# start of Given records
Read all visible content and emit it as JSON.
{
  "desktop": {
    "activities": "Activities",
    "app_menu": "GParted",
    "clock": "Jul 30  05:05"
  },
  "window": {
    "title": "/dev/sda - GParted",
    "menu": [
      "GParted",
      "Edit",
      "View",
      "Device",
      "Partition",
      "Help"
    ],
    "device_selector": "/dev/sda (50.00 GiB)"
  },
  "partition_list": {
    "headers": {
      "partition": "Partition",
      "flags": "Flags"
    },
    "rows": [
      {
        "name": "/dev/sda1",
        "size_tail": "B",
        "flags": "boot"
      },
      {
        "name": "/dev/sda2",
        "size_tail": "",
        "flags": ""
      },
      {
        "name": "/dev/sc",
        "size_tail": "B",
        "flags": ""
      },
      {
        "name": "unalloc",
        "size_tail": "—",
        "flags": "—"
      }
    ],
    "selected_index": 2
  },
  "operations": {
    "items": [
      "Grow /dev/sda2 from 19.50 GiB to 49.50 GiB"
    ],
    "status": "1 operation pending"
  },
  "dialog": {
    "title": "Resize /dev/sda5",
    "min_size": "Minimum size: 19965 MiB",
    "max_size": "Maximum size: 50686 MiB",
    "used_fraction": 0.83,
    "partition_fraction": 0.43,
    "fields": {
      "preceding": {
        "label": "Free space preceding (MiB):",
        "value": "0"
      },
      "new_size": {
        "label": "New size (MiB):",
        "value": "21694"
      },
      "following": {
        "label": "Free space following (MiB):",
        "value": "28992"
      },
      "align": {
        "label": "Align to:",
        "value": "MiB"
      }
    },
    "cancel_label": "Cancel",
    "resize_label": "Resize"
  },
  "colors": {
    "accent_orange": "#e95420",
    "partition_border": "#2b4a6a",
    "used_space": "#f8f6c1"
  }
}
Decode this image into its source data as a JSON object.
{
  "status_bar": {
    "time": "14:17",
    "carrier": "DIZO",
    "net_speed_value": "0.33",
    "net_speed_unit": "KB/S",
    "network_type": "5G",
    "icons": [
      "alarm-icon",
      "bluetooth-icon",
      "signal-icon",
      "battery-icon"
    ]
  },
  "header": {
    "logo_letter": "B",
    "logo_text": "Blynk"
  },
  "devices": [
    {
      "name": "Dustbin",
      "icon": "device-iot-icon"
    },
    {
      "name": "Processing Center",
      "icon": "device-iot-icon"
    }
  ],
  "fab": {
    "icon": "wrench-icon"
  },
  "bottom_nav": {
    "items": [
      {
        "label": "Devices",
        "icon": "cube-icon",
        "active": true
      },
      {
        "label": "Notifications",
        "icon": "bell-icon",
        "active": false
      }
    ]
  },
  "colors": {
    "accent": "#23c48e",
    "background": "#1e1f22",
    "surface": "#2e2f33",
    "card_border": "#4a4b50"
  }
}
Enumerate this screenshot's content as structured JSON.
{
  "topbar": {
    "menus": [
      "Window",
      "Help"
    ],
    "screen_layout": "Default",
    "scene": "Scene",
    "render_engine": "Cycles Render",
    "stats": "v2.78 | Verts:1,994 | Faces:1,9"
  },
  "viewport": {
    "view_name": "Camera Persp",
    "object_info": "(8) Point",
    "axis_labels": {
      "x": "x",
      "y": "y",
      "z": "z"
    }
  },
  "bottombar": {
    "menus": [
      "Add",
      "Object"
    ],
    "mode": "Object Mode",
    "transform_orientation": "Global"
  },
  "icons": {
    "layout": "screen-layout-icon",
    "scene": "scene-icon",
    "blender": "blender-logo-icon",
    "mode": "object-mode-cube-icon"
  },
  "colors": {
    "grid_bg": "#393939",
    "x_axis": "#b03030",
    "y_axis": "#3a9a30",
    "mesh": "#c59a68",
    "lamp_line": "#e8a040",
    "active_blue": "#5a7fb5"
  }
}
# end of Given records
Direction:
Each line of the listing should be copied exactly.

Output of the exercise:
Read all visible content and emit it as JSON.
{
  "desktop": {
    "activities": "Activities",
    "app_menu": "GParted",
    "clock": "Jul 30  05:05"
  },
  "window": {
    "title": "/dev/sda - GParted",
    "menu": [
      "GParted",
      "Edit",
      "View",
      "Device",
      "Partition",
      "Help"
    ],
    "device_selector": "/dev/sda (50.00 GiB)"
  },
  "partition_list": {
    "headers": {
      "partition": "Partition",
      "flags": "Flags"
    },
    "rows": [
      {
        "name": "/dev/sda1",
        "size_tail": "B",
        "flags": "boot"
      },
      {
        "name": "/dev/sda2",
        "size_tail": "",
        "flags": ""
      },
      {
        "name": "/dev/sc",
        "size_tail": "B",
        "flags": ""
      },
      {
        "name": "unalloc",
        "size_tail": "—",
        "flags": "—"
      }
    ],
    "selected_index": 2
  },
  "operations": {
    "items": [
      "Grow /dev/sda2 from 19.50 GiB to 49.50 GiB"
    ],
    "status": "1 operation pending"
  },
  "dialog": {
    "title": "Resize /dev/sda5",
    "min_size": "Minimum size: 19965 MiB",
    "max_size": "Maximum size: 50686 MiB",
    "used_fraction": 0.83,
    "partition_fraction": 0.43,
    "fields": {
      "preceding": {
        "label": "Free space preceding (MiB):",
        "value": "0"
      },
      "new_size": {
        "label": "New size (MiB):",
        "value": "21694"
      },
      "following": {
        "label": "Free space following (MiB):",
        "value": "28992"
      },
      "align": {
        "label": "Align to:",
        "value": "MiB"
      }
    },
    "cancel_label": "Cancel",
    "resize_label": "Resize"
  },
  "colors": {
    "accent_orange": "#e95420",
    "partition_border": "#2b4a6a",
    "used_space": "#f8f6c1"
  }
}
Decode this image into its source data as a JSON object.
{
  "status_bar": {
    "time": "14:17",
    "carrier": "DIZO",
    "net_speed_value": "0.33",
    "net_speed_unit": "KB/S",
    "network_type": "5G",
    "icons": [
      "alarm-icon",
      "bluetooth-icon",
      "signal-icon",
      "battery-icon"
    ]
  },
  "header": {
    "logo_letter": "B",
    "logo_text": "Blynk"
  },
  "devices": [
    {
      "name": "Dustbin",
      "icon": "device-iot-icon"
    },
    {
      "name": "Processing Center",
      "icon": "device-iot-icon"
    }
  ],
  "fab": {
    "icon": "wrench-icon"
  },
  "bottom_nav": {
    "items": [
      {
        "label": "Devices",
        "icon": "cube-icon",
        "active": true
      },
      {
        "label": "Notifications",
        "icon": "bell-icon",
        "active": false
      }
    ]
  },
  "colors": {
    "accent": "#23c48e",
    "background": "#1e1f22",
    "surface": "#2e2f33",
    "card_border": "#4a4b50"
  }
}
Enumerate this screenshot's content as structured JSON.
{
  "topbar": {
    "menus": [
      "Window",
      "Help"
    ],
    "screen_layout": "Default",
    "scene": "Scene",
    "render_engine": "Cycles Render",
    "stats": "v2.78 | Verts:1,994 | Faces:1,9"
  },
  "viewport": {
    "view_name": "Camera Persp",
    "object_info": "(8) Point",
    "axis_labels": {
      "x": "x",
      "y": "y",
      "z": "z"
    }
  },
  "bottombar": {
    "menus": [
      "Add",
      "Object"
    ],
    "mode": "Object Mode",
    "transform_orientation": "Global"
  },
  "icons": {
    "layout": "screen-layout-icon",
    "scene": "scene-icon",
    "blender": "blender-logo-icon",
    "mode": "object-mode-cube-icon"
  },
  "colors": {
    "grid_bg": "#393939",
    "x_axis": "#b03030",
    "y_axis": "#3a9a30",
    "mesh": "#c59a68",
    "lamp_line": "#e8a040",
    "active_blue": "#5a7fb5"
  }
}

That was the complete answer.